Aim
Below are entries to be transcribed exactly; exclude the pictures from the copy.

Structured figure records
==*==
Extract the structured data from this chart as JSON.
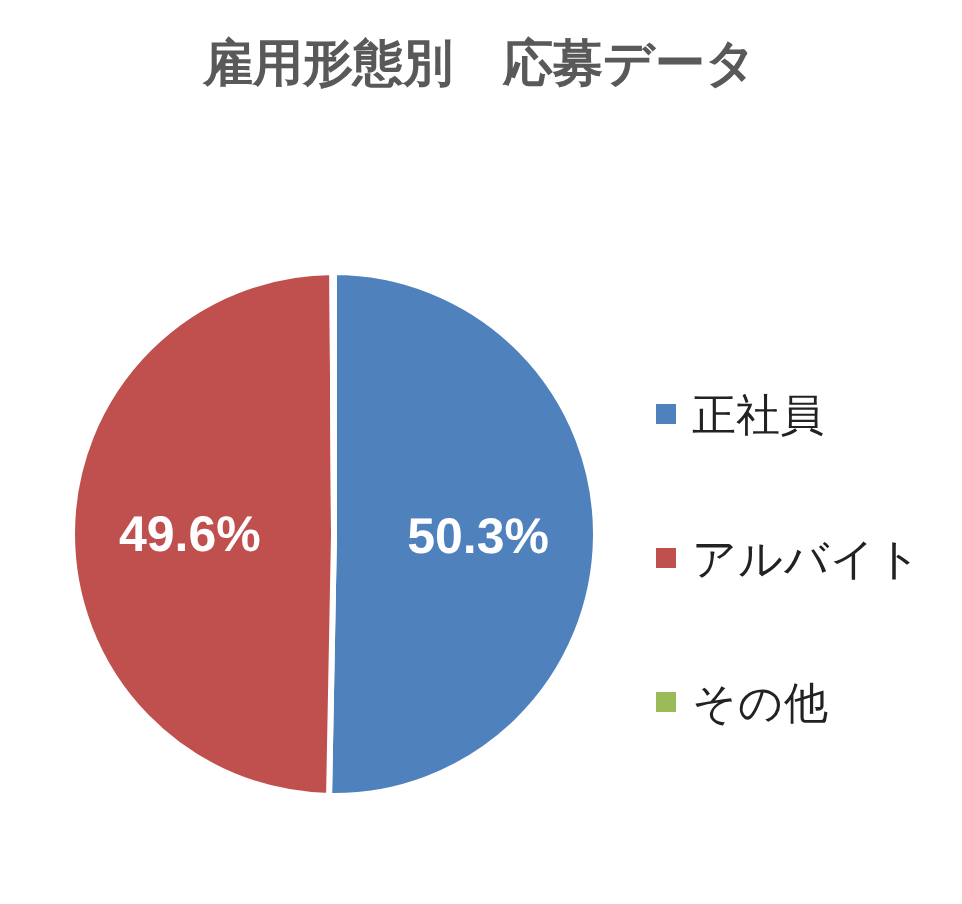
{
  "chart_data": {
    "type": "pie",
    "title": "雇用形態別　応募データ",
    "categories": [
      "正社員",
      "アルバイト",
      "その他"
    ],
    "values": [
      50.3,
      49.6,
      0.1
    ],
    "colors": [
      "#4f81bd",
      "#c0504d",
      "#9bbb59"
    ],
    "value_labels": [
      "50.3%",
      "49.6%",
      null
    ],
    "legend": "right"
  }
}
==*==
Answer to this problem
Extract the structured data from this chart as JSON.
{
  "chart_data": {
    "type": "pie",
    "title": "雇用形態別　応募データ",
    "categories": [
      "正社員",
      "アルバイト",
      "その他"
    ],
    "values": [
      50.3,
      49.6,
      0.1
    ],
    "colors": [
      "#4f81bd",
      "#c0504d",
      "#9bbb59"
    ],
    "value_labels": [
      "50.3%",
      "49.6%",
      null
    ],
    "legend": "right"
  }
}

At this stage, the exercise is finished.